TASK TO COMPLETE ->
Tell how many lines include the string "hint". Answer with a single number.

DATASET ->
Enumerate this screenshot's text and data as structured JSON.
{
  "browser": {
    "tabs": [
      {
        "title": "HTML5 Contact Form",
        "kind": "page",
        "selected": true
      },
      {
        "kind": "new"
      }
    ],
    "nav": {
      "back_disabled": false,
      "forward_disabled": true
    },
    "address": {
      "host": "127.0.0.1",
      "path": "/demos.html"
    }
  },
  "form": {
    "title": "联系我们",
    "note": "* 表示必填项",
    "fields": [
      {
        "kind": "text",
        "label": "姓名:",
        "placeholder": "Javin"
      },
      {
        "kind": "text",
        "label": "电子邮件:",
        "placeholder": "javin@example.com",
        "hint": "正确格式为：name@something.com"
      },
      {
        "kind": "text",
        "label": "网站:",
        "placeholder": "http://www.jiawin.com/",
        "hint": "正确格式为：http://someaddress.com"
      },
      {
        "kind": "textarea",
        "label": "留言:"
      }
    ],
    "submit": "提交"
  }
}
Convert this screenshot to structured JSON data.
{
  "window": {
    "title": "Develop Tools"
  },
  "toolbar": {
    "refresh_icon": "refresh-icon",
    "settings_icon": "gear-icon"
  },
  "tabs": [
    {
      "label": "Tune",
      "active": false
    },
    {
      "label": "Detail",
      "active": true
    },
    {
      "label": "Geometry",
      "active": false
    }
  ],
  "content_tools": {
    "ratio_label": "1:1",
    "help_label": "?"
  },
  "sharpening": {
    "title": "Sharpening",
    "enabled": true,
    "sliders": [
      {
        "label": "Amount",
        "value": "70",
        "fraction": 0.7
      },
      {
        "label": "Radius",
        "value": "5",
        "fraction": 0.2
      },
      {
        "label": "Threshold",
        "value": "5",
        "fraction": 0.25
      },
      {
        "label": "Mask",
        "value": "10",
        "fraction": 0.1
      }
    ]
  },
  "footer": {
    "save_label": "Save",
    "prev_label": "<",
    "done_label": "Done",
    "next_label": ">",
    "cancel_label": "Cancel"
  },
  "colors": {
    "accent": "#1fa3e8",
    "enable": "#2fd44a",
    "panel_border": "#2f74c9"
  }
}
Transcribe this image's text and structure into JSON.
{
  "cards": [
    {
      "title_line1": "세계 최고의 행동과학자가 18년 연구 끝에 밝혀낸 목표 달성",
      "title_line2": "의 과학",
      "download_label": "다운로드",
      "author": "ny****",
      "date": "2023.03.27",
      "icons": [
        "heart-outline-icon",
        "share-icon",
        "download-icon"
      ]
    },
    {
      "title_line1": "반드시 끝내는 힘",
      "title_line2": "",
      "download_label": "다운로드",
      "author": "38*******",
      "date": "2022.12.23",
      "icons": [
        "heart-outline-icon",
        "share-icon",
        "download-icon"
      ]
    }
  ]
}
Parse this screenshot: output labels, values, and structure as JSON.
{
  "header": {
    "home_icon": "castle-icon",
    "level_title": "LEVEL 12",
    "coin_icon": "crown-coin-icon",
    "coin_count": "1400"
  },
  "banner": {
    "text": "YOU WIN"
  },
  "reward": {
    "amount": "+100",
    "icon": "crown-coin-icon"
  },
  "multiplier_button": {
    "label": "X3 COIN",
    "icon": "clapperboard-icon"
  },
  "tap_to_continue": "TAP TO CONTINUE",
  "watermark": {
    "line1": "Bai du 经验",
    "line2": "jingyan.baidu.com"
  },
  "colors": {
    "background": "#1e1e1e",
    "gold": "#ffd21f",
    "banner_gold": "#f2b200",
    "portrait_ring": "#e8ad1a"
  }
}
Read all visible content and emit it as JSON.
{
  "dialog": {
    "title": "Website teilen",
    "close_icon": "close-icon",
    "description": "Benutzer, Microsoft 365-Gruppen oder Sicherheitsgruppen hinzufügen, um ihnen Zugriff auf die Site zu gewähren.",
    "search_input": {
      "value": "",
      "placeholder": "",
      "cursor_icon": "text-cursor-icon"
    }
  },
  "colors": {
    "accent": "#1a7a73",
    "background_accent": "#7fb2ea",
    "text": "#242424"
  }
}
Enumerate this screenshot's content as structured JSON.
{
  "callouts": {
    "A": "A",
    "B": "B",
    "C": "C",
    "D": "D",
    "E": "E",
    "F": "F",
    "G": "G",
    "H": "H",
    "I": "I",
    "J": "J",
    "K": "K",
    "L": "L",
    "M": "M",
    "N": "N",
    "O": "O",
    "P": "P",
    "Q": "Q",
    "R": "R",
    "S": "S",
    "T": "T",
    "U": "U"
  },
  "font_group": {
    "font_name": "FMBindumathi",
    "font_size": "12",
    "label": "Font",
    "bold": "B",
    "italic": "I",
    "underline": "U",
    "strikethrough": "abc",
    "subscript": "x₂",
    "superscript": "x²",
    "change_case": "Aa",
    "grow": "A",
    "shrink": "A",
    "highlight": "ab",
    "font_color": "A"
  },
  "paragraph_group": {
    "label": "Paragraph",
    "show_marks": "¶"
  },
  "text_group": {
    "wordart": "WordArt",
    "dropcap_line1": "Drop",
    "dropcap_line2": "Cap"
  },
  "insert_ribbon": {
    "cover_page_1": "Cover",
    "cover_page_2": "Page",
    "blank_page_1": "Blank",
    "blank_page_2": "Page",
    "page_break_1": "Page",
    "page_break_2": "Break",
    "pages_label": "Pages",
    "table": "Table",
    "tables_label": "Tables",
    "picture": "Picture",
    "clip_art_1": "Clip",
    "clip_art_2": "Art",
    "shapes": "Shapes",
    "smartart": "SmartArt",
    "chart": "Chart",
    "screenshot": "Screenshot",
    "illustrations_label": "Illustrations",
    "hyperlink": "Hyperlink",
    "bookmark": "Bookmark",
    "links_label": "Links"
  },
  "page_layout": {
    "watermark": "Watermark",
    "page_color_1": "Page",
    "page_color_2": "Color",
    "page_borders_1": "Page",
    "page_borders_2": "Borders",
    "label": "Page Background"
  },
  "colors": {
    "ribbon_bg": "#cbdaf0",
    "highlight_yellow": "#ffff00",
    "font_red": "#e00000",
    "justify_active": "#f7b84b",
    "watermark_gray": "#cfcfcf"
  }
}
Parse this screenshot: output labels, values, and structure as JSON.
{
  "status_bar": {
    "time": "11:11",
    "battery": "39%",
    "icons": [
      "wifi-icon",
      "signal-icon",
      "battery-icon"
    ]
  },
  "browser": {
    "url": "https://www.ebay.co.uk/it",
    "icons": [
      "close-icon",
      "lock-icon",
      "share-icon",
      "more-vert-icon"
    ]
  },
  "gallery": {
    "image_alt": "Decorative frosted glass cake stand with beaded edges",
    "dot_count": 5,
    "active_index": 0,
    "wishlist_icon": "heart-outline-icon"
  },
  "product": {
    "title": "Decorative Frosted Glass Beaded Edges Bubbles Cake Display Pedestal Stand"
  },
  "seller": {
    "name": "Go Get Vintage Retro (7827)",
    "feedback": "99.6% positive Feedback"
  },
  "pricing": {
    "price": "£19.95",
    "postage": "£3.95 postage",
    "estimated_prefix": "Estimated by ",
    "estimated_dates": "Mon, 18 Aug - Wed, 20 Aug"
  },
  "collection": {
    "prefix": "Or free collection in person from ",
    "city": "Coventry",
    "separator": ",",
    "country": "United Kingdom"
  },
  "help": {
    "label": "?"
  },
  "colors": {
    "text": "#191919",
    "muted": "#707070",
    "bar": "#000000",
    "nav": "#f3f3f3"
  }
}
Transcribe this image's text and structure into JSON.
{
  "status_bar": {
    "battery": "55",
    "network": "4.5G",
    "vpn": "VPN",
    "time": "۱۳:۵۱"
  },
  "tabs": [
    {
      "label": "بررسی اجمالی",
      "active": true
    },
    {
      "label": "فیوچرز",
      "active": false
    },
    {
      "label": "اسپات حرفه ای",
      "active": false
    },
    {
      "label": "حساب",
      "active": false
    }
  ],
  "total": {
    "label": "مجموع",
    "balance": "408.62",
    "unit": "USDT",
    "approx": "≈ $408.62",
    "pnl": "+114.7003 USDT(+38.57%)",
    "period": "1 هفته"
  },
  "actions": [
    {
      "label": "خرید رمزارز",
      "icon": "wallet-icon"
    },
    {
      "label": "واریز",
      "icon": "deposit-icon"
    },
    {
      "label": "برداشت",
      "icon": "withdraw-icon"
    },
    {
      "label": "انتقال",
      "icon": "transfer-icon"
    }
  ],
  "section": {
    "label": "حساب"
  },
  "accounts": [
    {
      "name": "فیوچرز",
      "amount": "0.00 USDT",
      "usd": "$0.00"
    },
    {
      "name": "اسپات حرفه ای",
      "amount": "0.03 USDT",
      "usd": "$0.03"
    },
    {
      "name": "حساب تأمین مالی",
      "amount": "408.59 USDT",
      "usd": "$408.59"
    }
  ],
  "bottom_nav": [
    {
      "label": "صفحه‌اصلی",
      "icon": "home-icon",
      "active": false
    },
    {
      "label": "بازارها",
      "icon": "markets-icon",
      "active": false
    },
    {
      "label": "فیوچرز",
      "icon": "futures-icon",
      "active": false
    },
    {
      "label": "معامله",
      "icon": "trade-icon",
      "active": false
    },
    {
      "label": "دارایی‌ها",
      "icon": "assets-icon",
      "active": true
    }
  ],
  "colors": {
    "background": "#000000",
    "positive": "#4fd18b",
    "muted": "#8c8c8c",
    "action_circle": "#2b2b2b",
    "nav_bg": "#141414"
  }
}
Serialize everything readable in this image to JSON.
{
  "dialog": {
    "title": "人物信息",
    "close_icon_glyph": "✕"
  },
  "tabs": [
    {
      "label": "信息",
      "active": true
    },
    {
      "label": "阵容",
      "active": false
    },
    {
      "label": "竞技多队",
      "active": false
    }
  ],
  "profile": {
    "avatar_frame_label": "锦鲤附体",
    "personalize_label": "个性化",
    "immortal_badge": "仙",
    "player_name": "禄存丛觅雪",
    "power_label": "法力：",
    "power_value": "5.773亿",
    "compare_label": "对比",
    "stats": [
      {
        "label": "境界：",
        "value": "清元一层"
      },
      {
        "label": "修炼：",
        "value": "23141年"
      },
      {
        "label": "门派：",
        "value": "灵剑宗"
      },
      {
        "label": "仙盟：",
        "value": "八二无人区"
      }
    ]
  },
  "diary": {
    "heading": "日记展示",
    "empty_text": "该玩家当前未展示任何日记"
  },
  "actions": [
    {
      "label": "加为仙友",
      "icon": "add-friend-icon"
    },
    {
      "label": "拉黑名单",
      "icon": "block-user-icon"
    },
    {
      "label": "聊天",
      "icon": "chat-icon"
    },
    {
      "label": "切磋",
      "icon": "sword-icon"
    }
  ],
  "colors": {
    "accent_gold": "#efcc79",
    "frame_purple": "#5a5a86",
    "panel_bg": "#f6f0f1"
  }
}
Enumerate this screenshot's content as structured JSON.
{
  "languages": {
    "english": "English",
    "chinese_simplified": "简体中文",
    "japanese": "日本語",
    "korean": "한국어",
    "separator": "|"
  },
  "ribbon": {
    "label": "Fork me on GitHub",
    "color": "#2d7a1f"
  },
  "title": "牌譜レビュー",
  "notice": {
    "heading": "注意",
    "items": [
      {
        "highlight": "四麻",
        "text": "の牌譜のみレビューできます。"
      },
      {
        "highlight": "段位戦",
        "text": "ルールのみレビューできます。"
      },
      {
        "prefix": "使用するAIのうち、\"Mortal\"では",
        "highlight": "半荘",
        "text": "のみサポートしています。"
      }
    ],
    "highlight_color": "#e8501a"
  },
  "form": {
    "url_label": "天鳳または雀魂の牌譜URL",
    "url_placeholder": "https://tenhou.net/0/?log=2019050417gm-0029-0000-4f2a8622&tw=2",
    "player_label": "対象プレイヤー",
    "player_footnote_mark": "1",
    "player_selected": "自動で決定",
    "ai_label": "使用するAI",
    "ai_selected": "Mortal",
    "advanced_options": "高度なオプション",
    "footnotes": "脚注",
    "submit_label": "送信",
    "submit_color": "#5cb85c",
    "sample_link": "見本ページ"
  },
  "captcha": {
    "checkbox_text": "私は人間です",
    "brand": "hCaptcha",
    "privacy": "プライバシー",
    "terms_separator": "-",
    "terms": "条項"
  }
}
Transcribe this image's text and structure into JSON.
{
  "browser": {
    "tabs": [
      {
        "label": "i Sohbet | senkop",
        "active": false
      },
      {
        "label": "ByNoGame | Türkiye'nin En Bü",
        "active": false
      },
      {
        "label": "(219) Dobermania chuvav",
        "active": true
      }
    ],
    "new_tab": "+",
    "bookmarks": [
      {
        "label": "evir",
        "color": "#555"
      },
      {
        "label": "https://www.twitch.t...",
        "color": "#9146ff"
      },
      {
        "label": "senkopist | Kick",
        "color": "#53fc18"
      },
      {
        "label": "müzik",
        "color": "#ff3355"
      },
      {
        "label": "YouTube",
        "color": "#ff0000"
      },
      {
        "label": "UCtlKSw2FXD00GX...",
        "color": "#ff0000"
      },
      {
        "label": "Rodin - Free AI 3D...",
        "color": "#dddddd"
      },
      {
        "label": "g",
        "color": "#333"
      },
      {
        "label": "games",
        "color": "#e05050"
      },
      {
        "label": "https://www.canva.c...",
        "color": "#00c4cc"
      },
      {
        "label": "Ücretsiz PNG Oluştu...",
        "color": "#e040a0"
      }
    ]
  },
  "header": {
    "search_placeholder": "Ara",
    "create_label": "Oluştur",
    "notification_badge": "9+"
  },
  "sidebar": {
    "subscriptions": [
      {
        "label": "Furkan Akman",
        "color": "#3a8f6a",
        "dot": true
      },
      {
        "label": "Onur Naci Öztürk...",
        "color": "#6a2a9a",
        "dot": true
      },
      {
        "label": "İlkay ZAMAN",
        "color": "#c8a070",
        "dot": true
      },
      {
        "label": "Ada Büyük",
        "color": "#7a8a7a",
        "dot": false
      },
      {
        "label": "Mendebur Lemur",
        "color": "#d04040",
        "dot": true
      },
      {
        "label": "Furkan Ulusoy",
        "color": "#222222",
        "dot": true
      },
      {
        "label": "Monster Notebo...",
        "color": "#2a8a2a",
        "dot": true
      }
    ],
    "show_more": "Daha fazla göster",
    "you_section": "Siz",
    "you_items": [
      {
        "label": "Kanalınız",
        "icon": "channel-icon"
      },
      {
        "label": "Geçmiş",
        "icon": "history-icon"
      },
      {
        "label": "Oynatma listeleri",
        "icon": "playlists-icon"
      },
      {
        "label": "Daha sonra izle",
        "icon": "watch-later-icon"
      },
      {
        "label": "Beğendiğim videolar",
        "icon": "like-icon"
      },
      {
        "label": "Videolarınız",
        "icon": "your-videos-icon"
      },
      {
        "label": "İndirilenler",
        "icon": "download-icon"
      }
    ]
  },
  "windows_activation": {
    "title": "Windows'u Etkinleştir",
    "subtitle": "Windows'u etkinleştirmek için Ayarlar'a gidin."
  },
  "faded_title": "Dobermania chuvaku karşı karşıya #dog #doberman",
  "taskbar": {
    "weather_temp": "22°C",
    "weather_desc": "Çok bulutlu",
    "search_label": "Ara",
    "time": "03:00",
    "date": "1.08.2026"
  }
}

ANSWER TO THE TASK ->
2